Leave out any pictures and transcribe all other data below exactly.

Stored data entries:
"""
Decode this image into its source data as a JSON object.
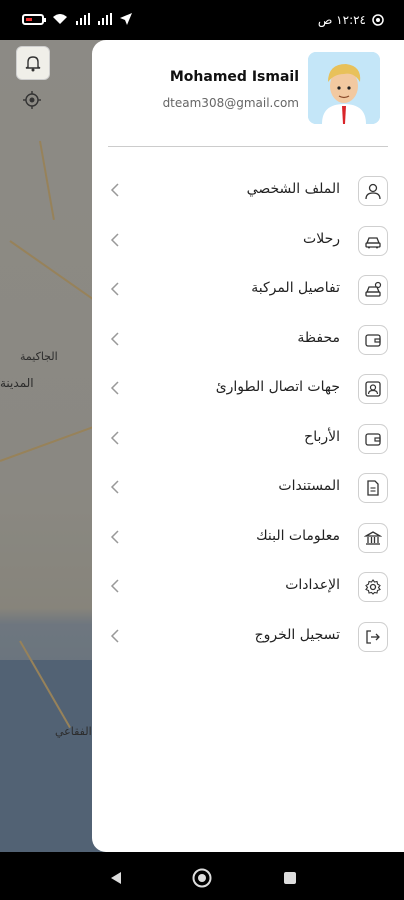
{
  "status": {
    "time": "١٢:٢٤ ص"
  },
  "map": {
    "labels": [
      "الجاكيمة",
      "المدينة",
      "الفقاعي"
    ]
  },
  "profile": {
    "name": "Mohamed Ismail",
    "email": "dteam308@gmail.com"
  },
  "menu": {
    "items": [
      {
        "label": "الملف الشخصي",
        "icon": "user-icon"
      },
      {
        "label": "رحلات",
        "icon": "car-icon"
      },
      {
        "label": "تفاصيل المركبة",
        "icon": "vehicle-details-icon"
      },
      {
        "label": "محفظة",
        "icon": "wallet-icon"
      },
      {
        "label": "جهات اتصال الطوارئ",
        "icon": "contact-icon"
      },
      {
        "label": "الأرباح",
        "icon": "earnings-wallet-icon"
      },
      {
        "label": "المستندات",
        "icon": "document-icon"
      },
      {
        "label": "معلومات البنك",
        "icon": "bank-icon"
      },
      {
        "label": "الإعدادات",
        "icon": "gear-icon"
      },
      {
        "label": "تسجيل الخروج",
        "icon": "logout-icon"
      }
    ]
  }
}
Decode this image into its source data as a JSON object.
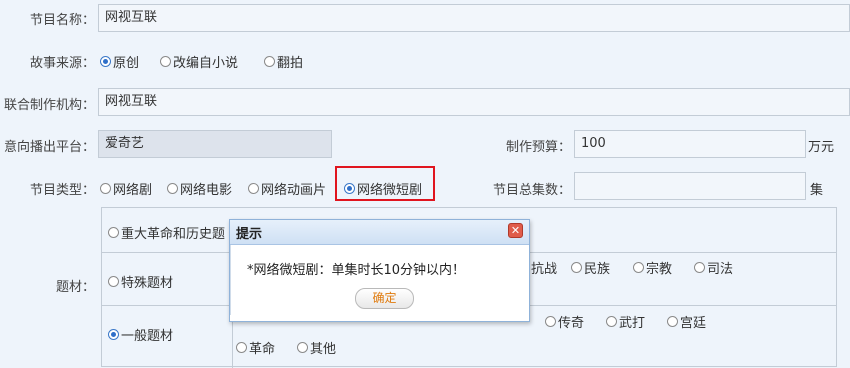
{
  "form": {
    "program_name": {
      "label": "节目名称：",
      "value": "网视互联"
    },
    "story_source": {
      "label": "故事来源：",
      "options": [
        "原创",
        "改编自小说",
        "翻拍"
      ],
      "selected": "原创"
    },
    "co_producer": {
      "label": "联合制作机构：",
      "value": "网视互联"
    },
    "platform": {
      "label": "意向播出平台：",
      "value": "爱奇艺"
    },
    "budget": {
      "label": "制作预算：",
      "value": "100",
      "unit": "万元"
    },
    "program_type": {
      "label": "节目类型：",
      "options": [
        "网络剧",
        "网络电影",
        "网络动画片",
        "网络微短剧"
      ],
      "selected": "网络微短剧"
    },
    "episodes": {
      "label": "节目总集数：",
      "value": "",
      "unit": "集"
    },
    "theme": {
      "label": "题材：",
      "categories": [
        {
          "label": "重大革命和历史题",
          "selected": false
        },
        {
          "label": "特殊题材",
          "selected": false
        },
        {
          "label": "一般题材",
          "selected": true
        }
      ],
      "special_options": [
        "抗战",
        "民族",
        "宗教",
        "司法"
      ],
      "general_options_row1": [
        "传奇",
        "武打",
        "宫廷"
      ],
      "general_options_row2": [
        "革命",
        "其他"
      ]
    }
  },
  "dialog": {
    "title": "提示",
    "message": "*网络微短剧：单集时长10分钟以内！",
    "ok_label": "确定"
  },
  "colors": {
    "highlight_border": "#e0141e",
    "radio_selected": "#2f6fc9",
    "ok_text": "#e07b0e"
  }
}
"""
* EXERCISE ANSWER
Decode this image into its source data as a JSON object.
{
  "status": {
    "time": "١٢:٢٤ ص"
  },
  "map": {
    "labels": [
      "الجاكيمة",
      "المدينة",
      "الفقاعي"
    ]
  },
  "profile": {
    "name": "Mohamed Ismail",
    "email": "dteam308@gmail.com"
  },
  "menu": {
    "items": [
      {
        "label": "الملف الشخصي",
        "icon": "user-icon"
      },
      {
        "label": "رحلات",
        "icon": "car-icon"
      },
      {
        "label": "تفاصيل المركبة",
        "icon": "vehicle-details-icon"
      },
      {
        "label": "محفظة",
        "icon": "wallet-icon"
      },
      {
        "label": "جهات اتصال الطوارئ",
        "icon": "contact-icon"
      },
      {
        "label": "الأرباح",
        "icon": "earnings-wallet-icon"
      },
      {
        "label": "المستندات",
        "icon": "document-icon"
      },
      {
        "label": "معلومات البنك",
        "icon": "bank-icon"
      },
      {
        "label": "الإعدادات",
        "icon": "gear-icon"
      },
      {
        "label": "تسجيل الخروج",
        "icon": "logout-icon"
      }
    ]
  }
}
Decode this image into its source data as a JSON object.
{
  "form": {
    "program_name": {
      "label": "节目名称：",
      "value": "网视互联"
    },
    "story_source": {
      "label": "故事来源：",
      "options": [
        "原创",
        "改编自小说",
        "翻拍"
      ],
      "selected": "原创"
    },
    "co_producer": {
      "label": "联合制作机构：",
      "value": "网视互联"
    },
    "platform": {
      "label": "意向播出平台：",
      "value": "爱奇艺"
    },
    "budget": {
      "label": "制作预算：",
      "value": "100",
      "unit": "万元"
    },
    "program_type": {
      "label": "节目类型：",
      "options": [
        "网络剧",
        "网络电影",
        "网络动画片",
        "网络微短剧"
      ],
      "selected": "网络微短剧"
    },
    "episodes": {
      "label": "节目总集数：",
      "value": "",
      "unit": "集"
    },
    "theme": {
      "label": "题材：",
      "categories": [
        {
          "label": "重大革命和历史题",
          "selected": false
        },
        {
          "label": "特殊题材",
          "selected": false
        },
        {
          "label": "一般题材",
          "selected": true
        }
      ],
      "special_options": [
        "抗战",
        "民族",
        "宗教",
        "司法"
      ],
      "general_options_row1": [
        "传奇",
        "武打",
        "宫廷"
      ],
      "general_options_row2": [
        "革命",
        "其他"
      ]
    }
  },
  "dialog": {
    "title": "提示",
    "message": "*网络微短剧：单集时长10分钟以内！",
    "ok_label": "确定"
  },
  "colors": {
    "highlight_border": "#e0141e",
    "radio_selected": "#2f6fc9",
    "ok_text": "#e07b0e"
  }
}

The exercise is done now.